Loan ChargeOff Prediction

For the Data Scientist - Develop with R


HDInsight is a cloud Spark and Hadoop service for the enterprise. HDInsight is also the only managed cloud Hadoop solution with integration to Microsoft ML Server.

This solution shows how to pre-process data (cleaning and feature engineering), train prediction models, and perform scoring on an HDInsight Spark cluster with Microsoft ML Server.
Data scientists who are testing and developing solutions can work from the browser-based Open Source Edition of RStudio Server on the HDInsight Spark cluster edge node, while using a compute context to control whether computation will be performed locally on the edge node, or whether it will be distributed across the nodes in the HDInsight Spark cluster.

Loan ChargeOff Prediction


This solution template is showing an end to end solution including platform deployment scripts, R scripts that include data transformation, feature selection, training, scoring and operationalization. This template focused on predicting loan chargeoff risk using simulated data. Loan officer can look at the top N of the loans that have the highest chargeoff probability and formulate incentive plans to encourage the loan holders to continue to payoff the loan.

Data scientist will be able to look at R script that understand the process involved in feature engineering and model performance. The script uses 5 models to train:- rxLogisticRegression, rxFastTrees, rxFastForest, rxFastLinear and rxNeuralNet. The script will pick the model with the best performance and use it in scoring.

This template will run training, testing on 100,000 loans and scoring on 10,000 loans from the simulated datasets. The simulated datasets are stored in HDFS. In this solution, an Apache Hive table will be created to show predictions. This data is then visualized in PowerBI.

To try this out yourself, visit the Quick Start page.

Below is a description of what happens in each of the steps: dataset creation, model development, recommendations, and deployment in more detail.

Analytical Dataset Preprocessing and Feature Engineering


Raw data contains all the loans in past three years and attributes for all the loans like loanId, memberId, loan_open_date, balance, pay date, payment information. Based on these information, for each opened loan and a specific pay date, calculate the payment history before the specific pay date, and then check the status in next three months to get the label to generate the input datasets. After that, this part read the input data from HDFS to create Training/Testing data, and feature engineering to select the best features. step1_get_training_testing_data.R : This script read the input dataset from HDFS, select training/testing samples based on the pay date, performs missing value treatment on the input dataset. step2_feature_engineering.R : This script performs feature selection to generate the features which are predictable for the modeling using featureSelection in MicrosoftML package. 1. Using rxLogisticRegression to do feature selection, figure out what's the best number of features for modeling by input different numbers. The algorithm used to do feature selection in this part can be changed to other algorithm like rxFastForest, rxFastTree and rxFastLinear. This feature selection part may take a little bit long time, so it's optional. 2. If customer do not want run the feature selection part, just give a number to parameter numFeaturesToKeep, then rxLogisitcRegression algorithm will be used the select the features and return the selected features' name for the next step.

Data

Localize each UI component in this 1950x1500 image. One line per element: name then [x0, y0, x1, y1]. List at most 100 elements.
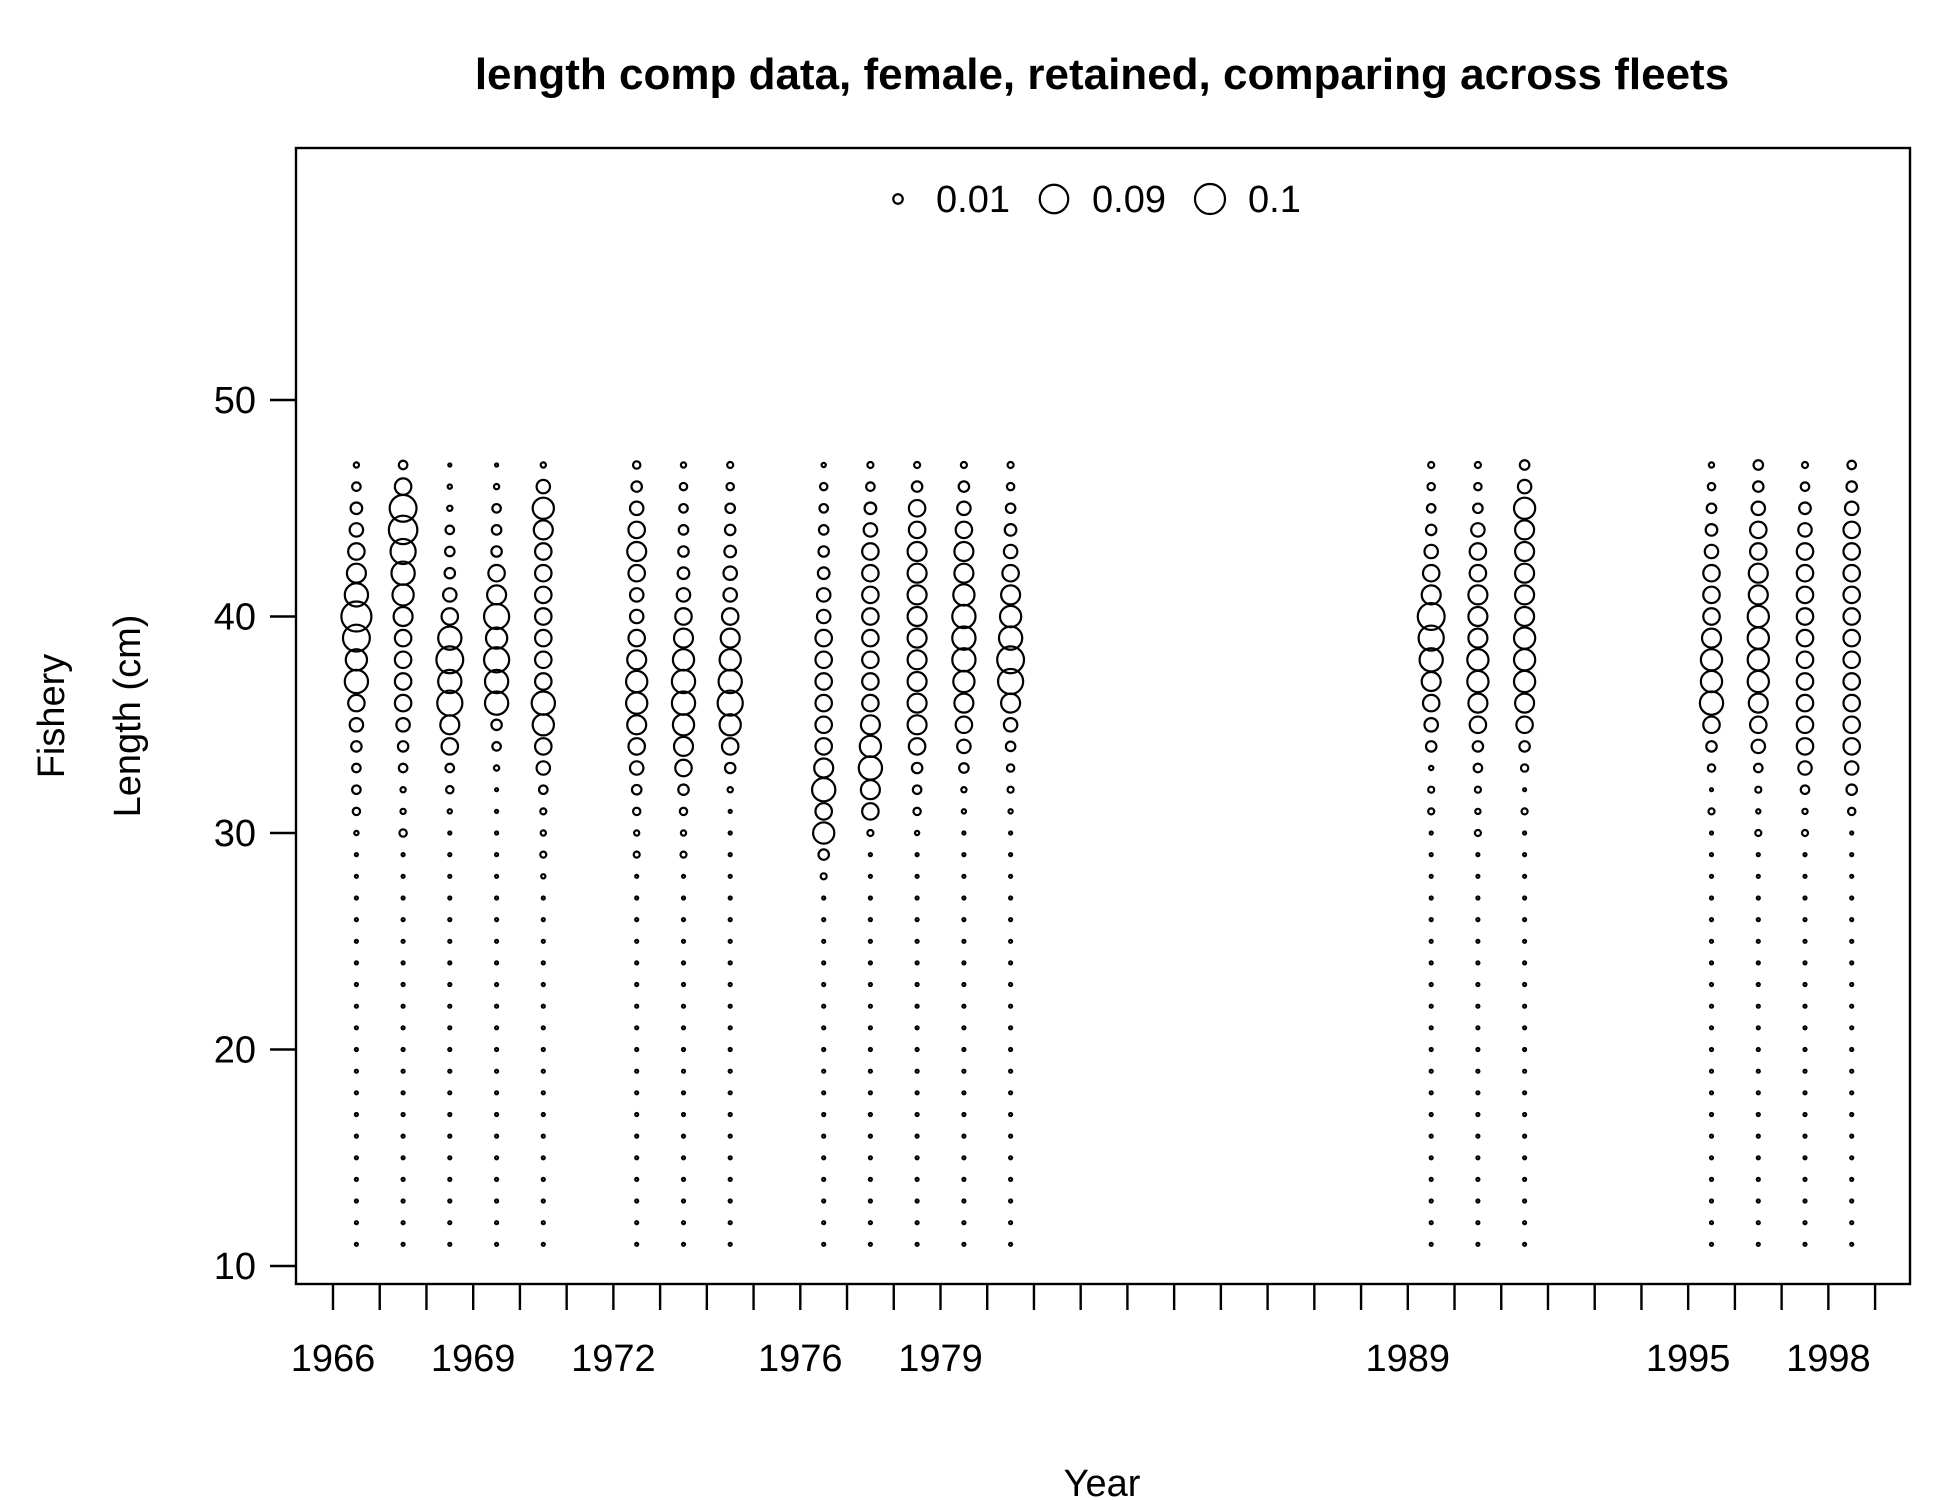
bubble-1990.5-36	[1467, 692, 1489, 714]
bubble-1972.5-15	[634, 1155, 640, 1161]
bubble-1974.5-14	[727, 1176, 733, 1183]
x-tick-label-1995: 1995	[1646, 1338, 1731, 1380]
bubble-1970.5-37	[533, 672, 553, 691]
bubble-1995.5-15	[1708, 1155, 1715, 1161]
bubble-1991.5-22	[1521, 1003, 1528, 1009]
bubble-1978.5-35	[906, 714, 928, 736]
bubble-1998.5-40	[1842, 607, 1862, 626]
bubble-1967.5-23	[400, 981, 406, 988]
bubble-1977.5-11	[867, 1241, 874, 1247]
bubble-1972.5-26	[634, 916, 640, 923]
bubble-1970.5-27	[540, 895, 546, 901]
bubble-1967.5-17	[400, 1111, 406, 1118]
bubble-1966.5-18	[353, 1090, 359, 1096]
bubble-1980.5-41	[1000, 584, 1022, 606]
x-tick-label-1966: 1966	[291, 1338, 376, 1380]
bubble-1970.5-39	[533, 628, 553, 648]
bubble-1989.5-40	[1416, 601, 1446, 632]
bubble-1969.5-33	[492, 764, 501, 772]
bubble-1974.5-36	[716, 689, 744, 717]
bubble-1968.5-27	[447, 895, 453, 901]
bubble-1998.5-12	[1849, 1220, 1855, 1226]
bubble-1970.5-16	[540, 1133, 546, 1139]
bubble-1995.5-36	[1698, 690, 1725, 716]
bubble-1996.5-36	[1747, 692, 1769, 714]
bubble-1966.5-37	[343, 668, 370, 695]
bubble-1977.5-22	[867, 1003, 874, 1009]
bubble-1995.5-20	[1708, 1046, 1715, 1053]
bubble-1969.5-30	[494, 830, 500, 836]
bubble-1996.5-34	[1750, 738, 1767, 755]
bubble-layer	[340, 459, 1862, 1247]
bubble-1995.5-28	[1708, 873, 1715, 879]
bubble-1998.5-43	[1842, 542, 1862, 561]
bubble-1997.5-16	[1802, 1133, 1808, 1139]
bubble-1991.5-28	[1521, 873, 1528, 879]
bubble-1990.5-19	[1475, 1068, 1481, 1074]
bubble-1995.5-35	[1702, 715, 1721, 735]
bubble-1989.5-42	[1421, 563, 1441, 583]
bubble-1997.5-18	[1802, 1090, 1808, 1096]
bubble-1980.5-23	[1007, 981, 1014, 988]
bubble-1998.5-28	[1849, 873, 1855, 879]
bubble-1980.5-28	[1007, 873, 1014, 879]
bubble-1969.5-16	[494, 1133, 500, 1139]
bubble-1997.5-25	[1802, 938, 1808, 944]
bubble-1972.5-33	[628, 760, 645, 776]
bubble-1998.5-26	[1849, 916, 1855, 923]
bubble-1980.5-27	[1007, 895, 1014, 901]
bubble-1974.5-18	[727, 1090, 733, 1096]
bubble-1972.5-32	[630, 783, 643, 796]
bubble-1991.5-46	[1516, 478, 1533, 495]
bubble-1967.5-39	[393, 628, 413, 648]
bubble-1968.5-15	[447, 1155, 453, 1161]
bubble-1997.5-35	[1795, 715, 1815, 735]
bubble-1989.5-14	[1428, 1176, 1434, 1183]
bubble-1973.5-24	[680, 960, 687, 966]
bubble-1973.5-29	[679, 850, 688, 859]
bubble-1976.5-31	[814, 802, 834, 821]
bubble-1967.5-41	[391, 583, 415, 607]
bubble-1989.5-20	[1428, 1046, 1434, 1053]
bubble-1968.5-12	[447, 1220, 453, 1226]
bubble-1991.5-34	[1518, 740, 1531, 753]
y-tick-label-30: 30	[214, 813, 256, 855]
bubble-1978.5-13	[914, 1198, 920, 1204]
bubble-1970.5-31	[539, 807, 548, 816]
bubble-1973.5-14	[680, 1176, 687, 1183]
bubble-1967.5-28	[400, 873, 406, 879]
bubble-1977.5-18	[867, 1090, 874, 1096]
bubble-1979.5-22	[961, 1003, 967, 1009]
bubble-1979.5-44	[954, 520, 974, 540]
bubble-1996.5-14	[1755, 1176, 1761, 1183]
bubble-1995.5-23	[1708, 981, 1715, 988]
bubble-1976.5-44	[817, 524, 830, 536]
bubble-1972.5-20	[634, 1046, 640, 1053]
bubble-1970.5-24	[540, 960, 546, 966]
bubble-1997.5-23	[1802, 981, 1808, 988]
bubble-1973.5-25	[680, 938, 687, 944]
bubble-1970.5-40	[533, 607, 553, 626]
bubble-1998.5-22	[1849, 1003, 1855, 1009]
bubble-1977.5-25	[867, 938, 874, 944]
bubble-1977.5-42	[861, 563, 880, 583]
bubble-1967.5-47	[397, 459, 409, 471]
bubble-1997.5-43	[1795, 542, 1815, 561]
bubble-1973.5-38	[671, 648, 696, 672]
bubble-1995.5-14	[1708, 1176, 1715, 1183]
bubble-1980.5-44	[1003, 522, 1018, 537]
bubble-1991.5-26	[1521, 916, 1528, 923]
bubble-1995.5-33	[1706, 763, 1717, 773]
bubble-1996.5-21	[1755, 1025, 1761, 1031]
bubble-1974.5-29	[727, 851, 733, 858]
bubble-1972.5-41	[628, 587, 645, 603]
bubble-1989.5-19	[1428, 1068, 1434, 1074]
bubble-1997.5-44	[1797, 522, 1813, 538]
bubble-1990.5-46	[1473, 481, 1483, 492]
bubble-1974.5-26	[727, 916, 733, 923]
bubble-1997.5-42	[1795, 563, 1815, 583]
bubble-1967.5-19	[400, 1068, 406, 1074]
bubble-1991.5-18	[1521, 1090, 1528, 1096]
bubble-1978.5-47	[912, 460, 922, 470]
bubble-1976.5-22	[821, 1003, 827, 1009]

The tasks
1. On how many loans does the loan chargeoff page say scoring is run?
2. Copy the words of the loan chargeoff page between "Data scientists who" and "HDInsight Spark cluster.", inclusive.
The data placed after the loan chargeoff page is not needed.

Answers to the problems
1. 10,000 loans

2.
Data scientists who are testing and developing solutions can work from the browser-based Open Source Edition of RStudio Server on the HDInsight Spark cluster edge node, while using a compute context to control whether computation will be performed locally on the edge node, or whether it will be distributed across the nodes in the HDInsight Spark cluster.